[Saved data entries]
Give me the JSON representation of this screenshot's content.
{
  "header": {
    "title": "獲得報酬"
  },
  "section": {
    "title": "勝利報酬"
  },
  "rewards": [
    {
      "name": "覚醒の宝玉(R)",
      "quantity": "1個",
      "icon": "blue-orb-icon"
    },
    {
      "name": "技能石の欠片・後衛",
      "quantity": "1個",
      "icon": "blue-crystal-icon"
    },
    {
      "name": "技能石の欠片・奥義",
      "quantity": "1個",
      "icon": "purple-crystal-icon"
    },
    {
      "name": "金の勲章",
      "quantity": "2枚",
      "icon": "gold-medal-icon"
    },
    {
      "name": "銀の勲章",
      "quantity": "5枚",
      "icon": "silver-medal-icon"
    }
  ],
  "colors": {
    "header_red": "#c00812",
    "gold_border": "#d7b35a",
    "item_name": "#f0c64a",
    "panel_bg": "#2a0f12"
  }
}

▶ _What is asked_
Count how many lines above include the word "crystal" and answer with that figure only.

▶ _Result of the task_
2